The task: Find each line with the word "marker" and say how many there are, nothing else.

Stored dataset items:

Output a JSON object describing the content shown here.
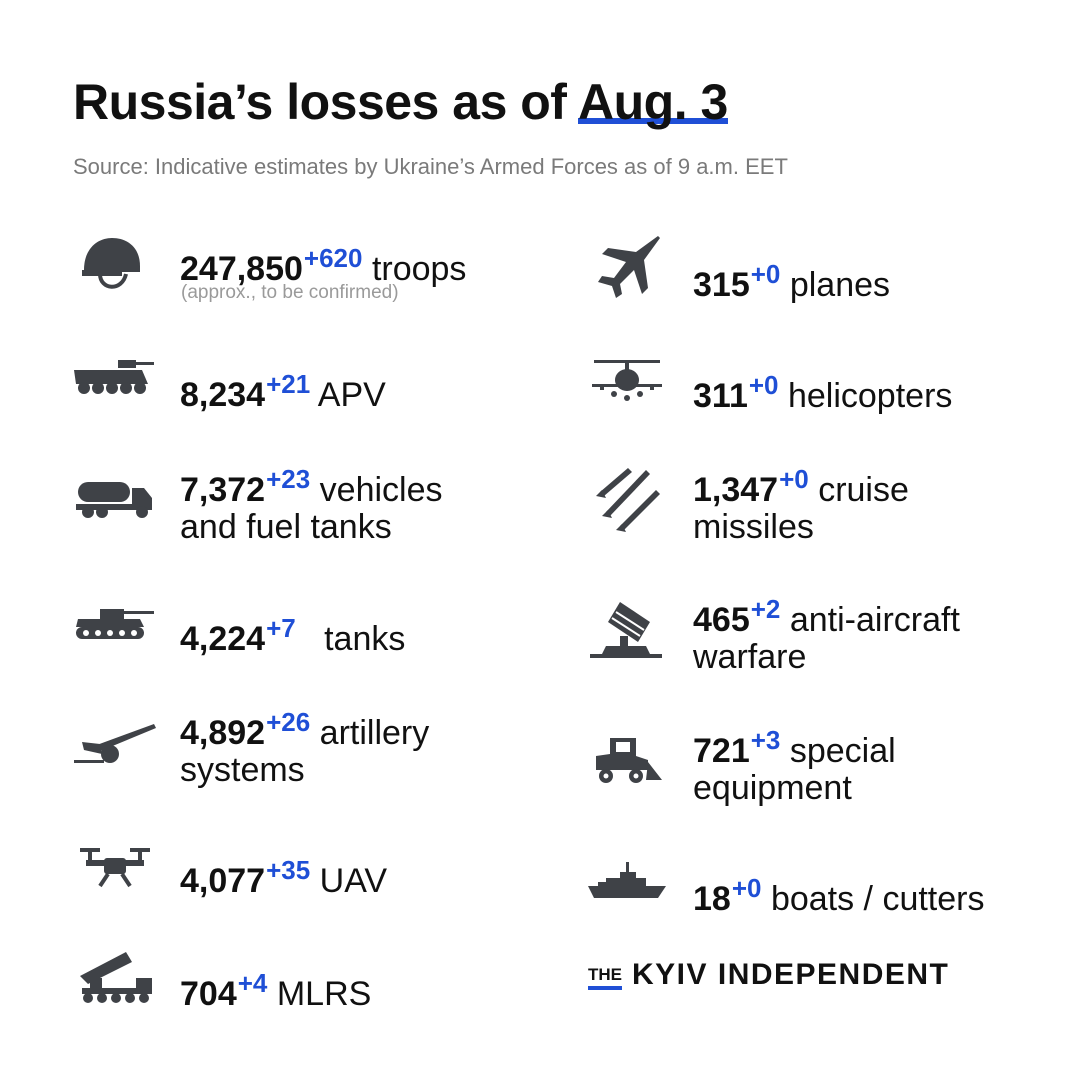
{
  "header": {
    "title_prefix": "Russia’s losses as of",
    "title_date": "Aug. 3",
    "source": "Source: Indicative estimates by Ukraine’s Armed Forces as of 9 a.m. EET"
  },
  "items": {
    "troops": {
      "value": "247,850",
      "delta": "+620",
      "label": "troops",
      "note": "(approx., to be confirmed)",
      "icon": "helmet-icon"
    },
    "apv": {
      "value": "8,234",
      "delta": "+21",
      "label": "APV",
      "icon": "apv-icon"
    },
    "vehicles": {
      "value": "7,372",
      "delta": "+23",
      "label": "vehicles",
      "label2": "and fuel tanks",
      "icon": "fuel-truck-icon"
    },
    "tanks": {
      "value": "4,224",
      "delta": "+7",
      "label": "tanks",
      "icon": "tank-icon"
    },
    "artillery": {
      "value": "4,892",
      "delta": "+26",
      "label": "artillery",
      "label2": "systems",
      "icon": "artillery-icon"
    },
    "uav": {
      "value": "4,077",
      "delta": "+35",
      "label": "UAV",
      "icon": "drone-icon"
    },
    "mlrs": {
      "value": "704",
      "delta": "+4",
      "label": "MLRS",
      "icon": "mlrs-icon"
    },
    "planes": {
      "value": "315",
      "delta": "+0",
      "label": "planes",
      "icon": "jet-icon"
    },
    "helicopters": {
      "value": "311",
      "delta": "+0",
      "label": "helicopters",
      "icon": "helicopter-icon"
    },
    "cruise": {
      "value": "1,347",
      "delta": "+0",
      "label": "cruise",
      "label2": "missiles",
      "icon": "missiles-icon"
    },
    "antiair": {
      "value": "465",
      "delta": "+2",
      "label": "anti-aircraft",
      "label2": "warfare",
      "icon": "anti-aircraft-icon"
    },
    "special": {
      "value": "721",
      "delta": "+3",
      "label": "special",
      "label2": "equipment",
      "icon": "loader-icon"
    },
    "boats": {
      "value": "18",
      "delta": "+0",
      "label": "boats / cutters",
      "icon": "warship-icon"
    }
  },
  "logo": {
    "the": "THE",
    "name": "KYIV INDEPENDENT"
  },
  "colors": {
    "accent": "#1f4fd6",
    "text": "#111111",
    "muted": "#7a7a7a",
    "icon": "#3f4247"
  }
}
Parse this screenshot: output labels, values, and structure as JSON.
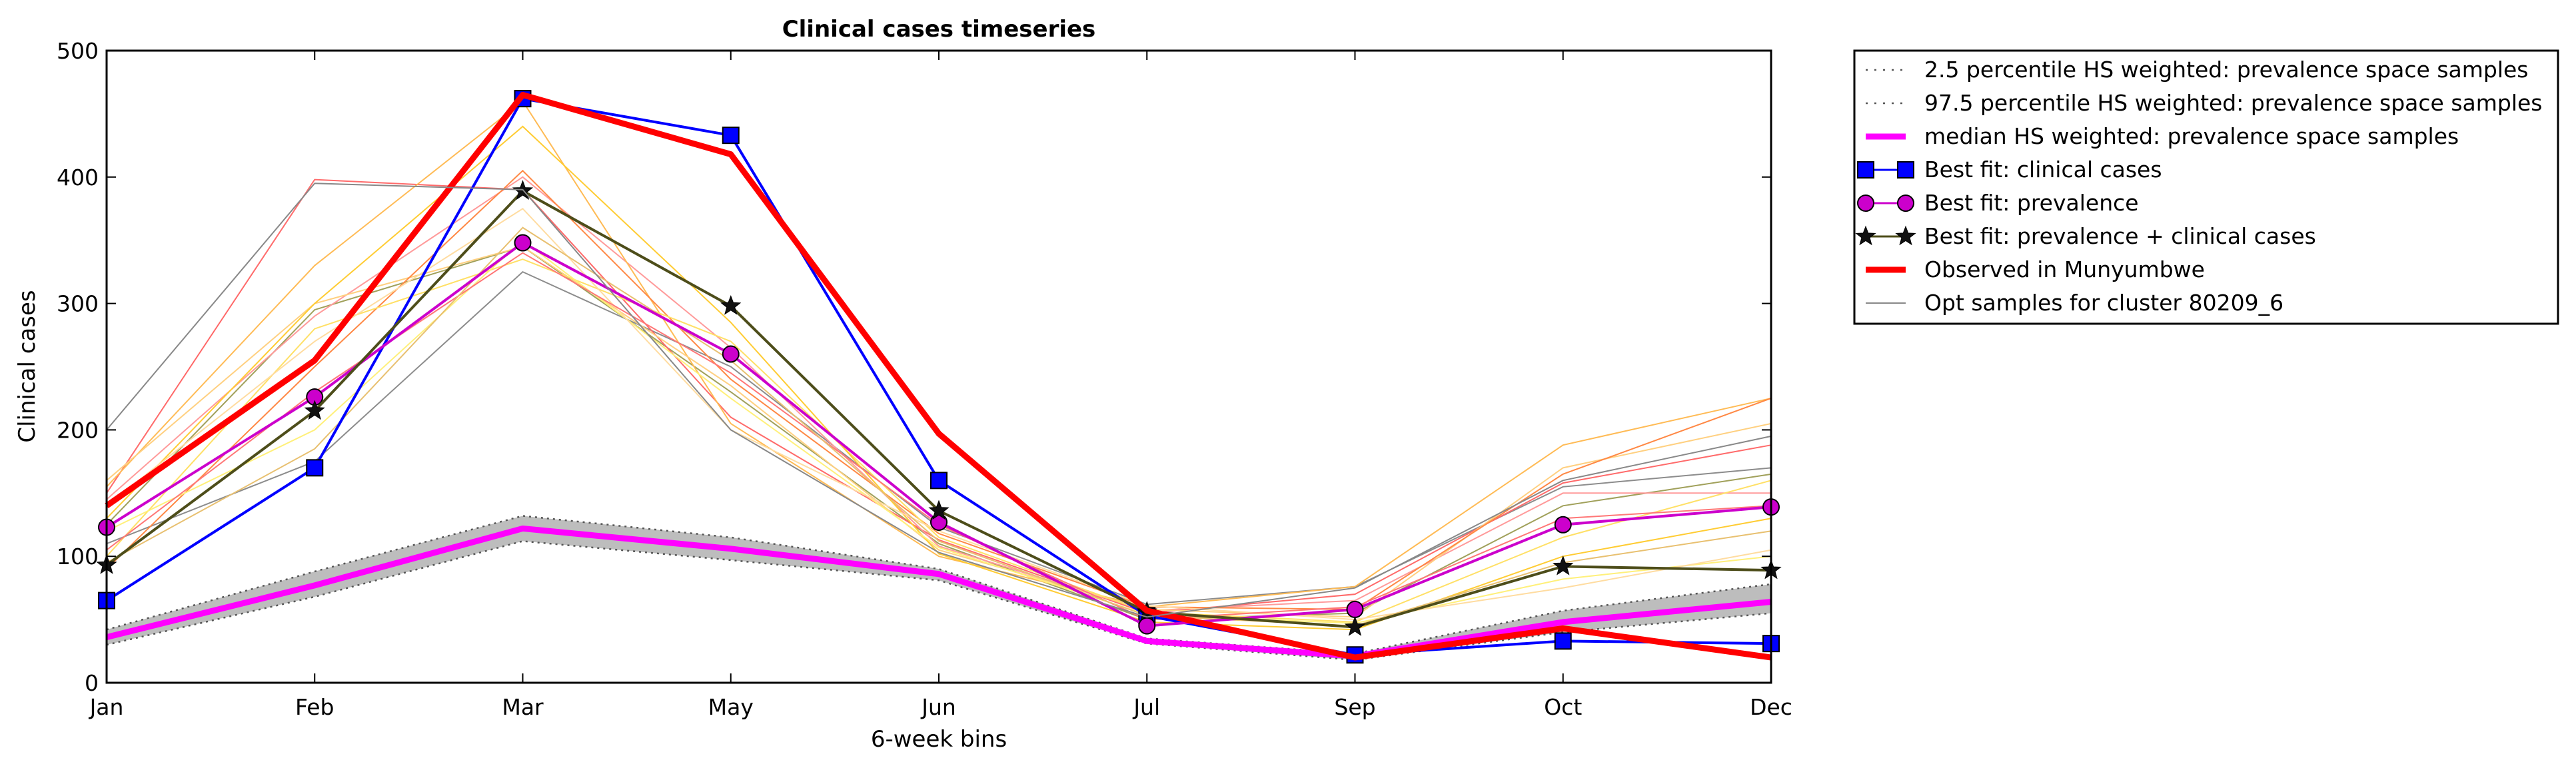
{
  "chart_data": {
    "type": "line",
    "title": "Clinical cases timeseries",
    "xlabel": "6-week bins",
    "ylabel": "Clinical cases",
    "categories": [
      "Jan",
      "Feb",
      "Mar",
      "May",
      "Jun",
      "Jul",
      "Sep",
      "Oct",
      "Dec"
    ],
    "yticks": [
      "0",
      "100",
      "200",
      "300",
      "400",
      "500"
    ],
    "ylim": [
      0,
      500
    ],
    "grid": false,
    "legend_position": "outside right, top",
    "band": {
      "lower": [
        30,
        68,
        112,
        97,
        81,
        31,
        18,
        40,
        55
      ],
      "upper": [
        42,
        88,
        132,
        115,
        90,
        35,
        23,
        57,
        78
      ],
      "fill_color": "#bdbdbd"
    },
    "series": [
      {
        "name": "2.5 percentile HS weighted: prevalence space samples",
        "values": [
          30,
          68,
          112,
          97,
          81,
          31,
          18,
          40,
          55
        ],
        "color": "#555555",
        "style": "dotted"
      },
      {
        "name": "97.5 percentile HS weighted: prevalence space samples",
        "values": [
          42,
          88,
          132,
          115,
          90,
          35,
          23,
          57,
          78
        ],
        "color": "#555555",
        "style": "dotted"
      },
      {
        "name": "median HS weighted: prevalence space samples",
        "values": [
          36,
          77,
          122,
          106,
          86,
          33,
          21,
          48,
          64
        ],
        "color": "#ff00ff",
        "style": "thick"
      },
      {
        "name": "Best fit: clinical cases",
        "values": [
          65,
          170,
          462,
          433,
          160,
          53,
          22,
          33,
          31
        ],
        "color": "#0000ff",
        "marker": "square"
      },
      {
        "name": "Best fit: prevalence",
        "values": [
          123,
          226,
          348,
          260,
          127,
          45,
          58,
          125,
          139
        ],
        "color": "#cc00cc",
        "marker": "circle"
      },
      {
        "name": "Best fit: prevalence + clinical cases",
        "values": [
          93,
          215,
          389,
          298,
          136,
          56,
          44,
          92,
          89
        ],
        "color": "#4d4d1a",
        "marker": "star"
      },
      {
        "name": "Observed in Munyumbwe",
        "values": [
          140,
          255,
          465,
          418,
          197,
          57,
          20,
          43,
          20
        ],
        "color": "#ff0000",
        "style": "thick"
      },
      {
        "name": "Opt samples for cluster 80209_6",
        "values": [
          200,
          395,
          390,
          200,
          103,
          52,
          75,
          160,
          195
        ],
        "color": "#888888"
      }
    ],
    "opt_sample_lines": [
      {
        "values": [
          110,
          175,
          325,
          250,
          123,
          62,
          76,
          155,
          170
        ],
        "color": "#8c8c8c"
      },
      {
        "values": [
          125,
          295,
          345,
          230,
          110,
          50,
          55,
          140,
          165
        ],
        "color": "#a0a05a"
      },
      {
        "values": [
          150,
          398,
          390,
          210,
          113,
          55,
          70,
          158,
          188
        ],
        "color": "#ff6a6a"
      },
      {
        "values": [
          145,
          290,
          400,
          265,
          108,
          57,
          65,
          150,
          150
        ],
        "color": "#ff9a9a"
      },
      {
        "values": [
          155,
          330,
          460,
          205,
          100,
          60,
          76,
          188,
          225
        ],
        "color": "#ffbb55"
      },
      {
        "values": [
          160,
          300,
          345,
          235,
          105,
          58,
          52,
          170,
          205
        ],
        "color": "#ffd080"
      },
      {
        "values": [
          90,
          250,
          405,
          240,
          118,
          60,
          58,
          165,
          225
        ],
        "color": "#ff8844"
      },
      {
        "values": [
          100,
          280,
          335,
          270,
          115,
          56,
          48,
          115,
          160
        ],
        "color": "#ffe066"
      },
      {
        "values": [
          130,
          300,
          440,
          285,
          102,
          48,
          42,
          100,
          130
        ],
        "color": "#ffcc33"
      },
      {
        "values": [
          120,
          200,
          350,
          225,
          107,
          54,
          47,
          82,
          100
        ],
        "color": "#fff07a"
      },
      {
        "values": [
          140,
          270,
          375,
          200,
          120,
          61,
          50,
          75,
          105
        ],
        "color": "#ffdca0"
      },
      {
        "values": [
          105,
          230,
          340,
          245,
          125,
          50,
          60,
          130,
          140
        ],
        "color": "#ff7777"
      },
      {
        "values": [
          95,
          185,
          360,
          255,
          112,
          53,
          45,
          95,
          120
        ],
        "color": "#e8c070"
      }
    ]
  }
}
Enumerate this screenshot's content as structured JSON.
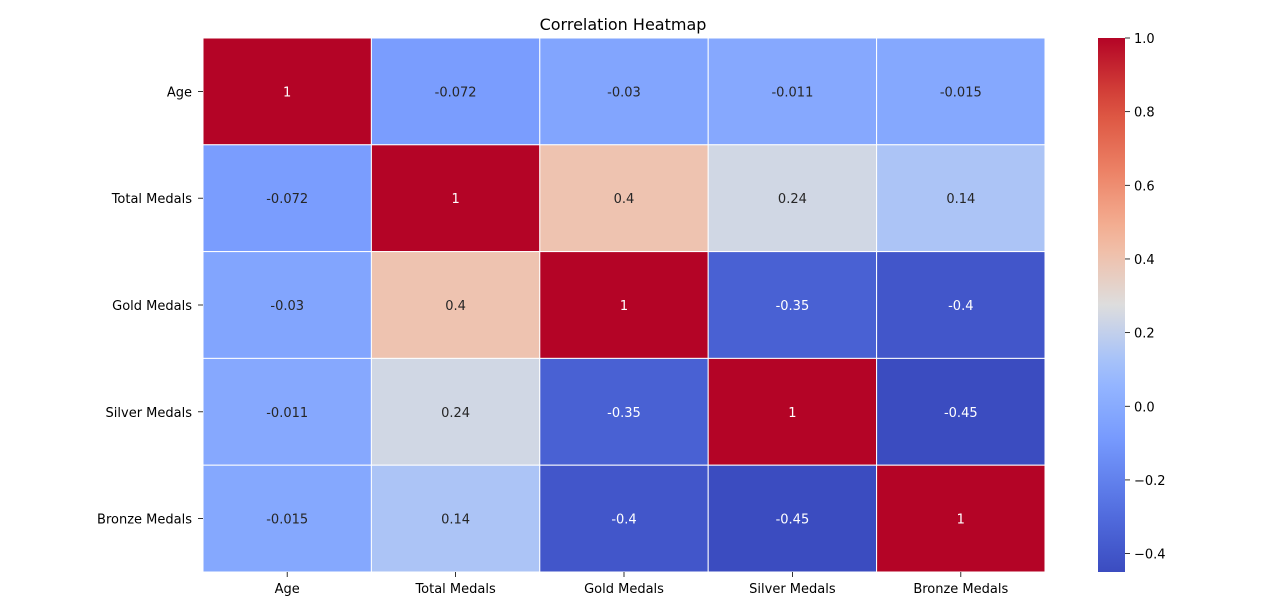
{
  "chart_data": {
    "type": "heatmap",
    "title": "Correlation Heatmap",
    "xlabel": "",
    "ylabel": "",
    "rows": [
      "Age",
      "Total Medals",
      "Gold Medals",
      "Silver Medals",
      "Bronze Medals"
    ],
    "columns": [
      "Age",
      "Total Medals",
      "Gold Medals",
      "Silver Medals",
      "Bronze Medals"
    ],
    "values": [
      [
        1,
        -0.072,
        -0.03,
        -0.011,
        -0.015
      ],
      [
        -0.072,
        1,
        0.4,
        0.24,
        0.14
      ],
      [
        -0.03,
        0.4,
        1,
        -0.35,
        -0.4
      ],
      [
        -0.011,
        0.24,
        -0.35,
        1,
        -0.45
      ],
      [
        -0.015,
        0.14,
        -0.4,
        -0.45,
        1
      ]
    ],
    "value_labels": [
      [
        "1",
        "-0.072",
        "-0.03",
        "-0.011",
        "-0.015"
      ],
      [
        "-0.072",
        "1",
        "0.4",
        "0.24",
        "0.14"
      ],
      [
        "-0.03",
        "0.4",
        "1",
        "-0.35",
        "-0.4"
      ],
      [
        "-0.011",
        "0.24",
        "-0.35",
        "1",
        "-0.45"
      ],
      [
        "-0.015",
        "0.14",
        "-0.4",
        "-0.45",
        "1"
      ]
    ],
    "colormap": "coolwarm",
    "colorbar": {
      "range": [
        -0.45,
        1.0
      ],
      "ticks": [
        -0.4,
        -0.2,
        0.0,
        0.2,
        0.4,
        0.6,
        0.8,
        1.0
      ],
      "tick_labels": [
        "−0.4",
        "−0.2",
        "0.0",
        "0.2",
        "0.4",
        "0.6",
        "0.8",
        "1.0"
      ]
    },
    "cell_border_color": "#ffffff",
    "grid": false,
    "legend": "colorbar-right"
  }
}
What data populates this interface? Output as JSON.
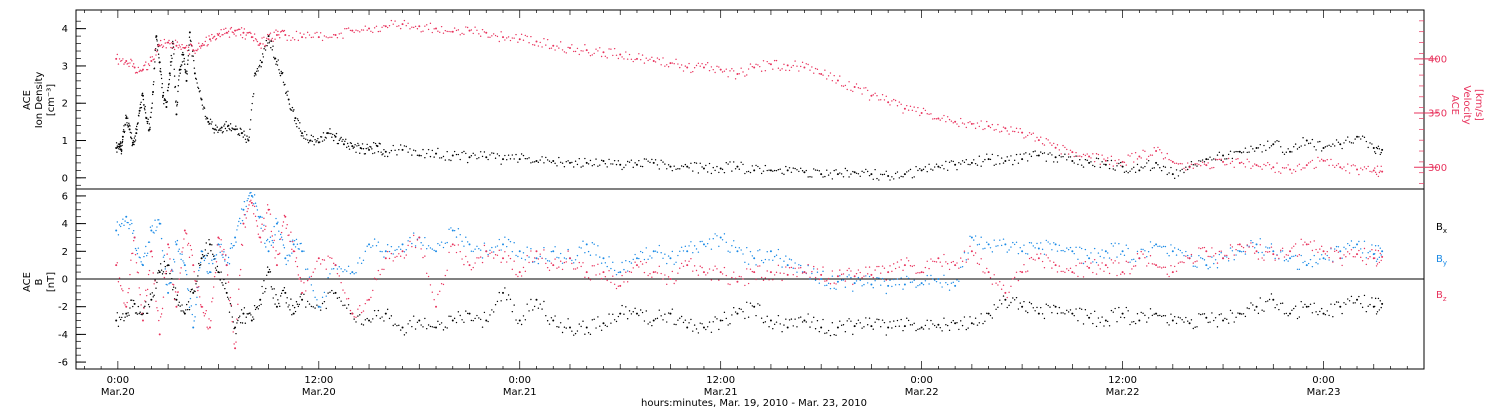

The output: 3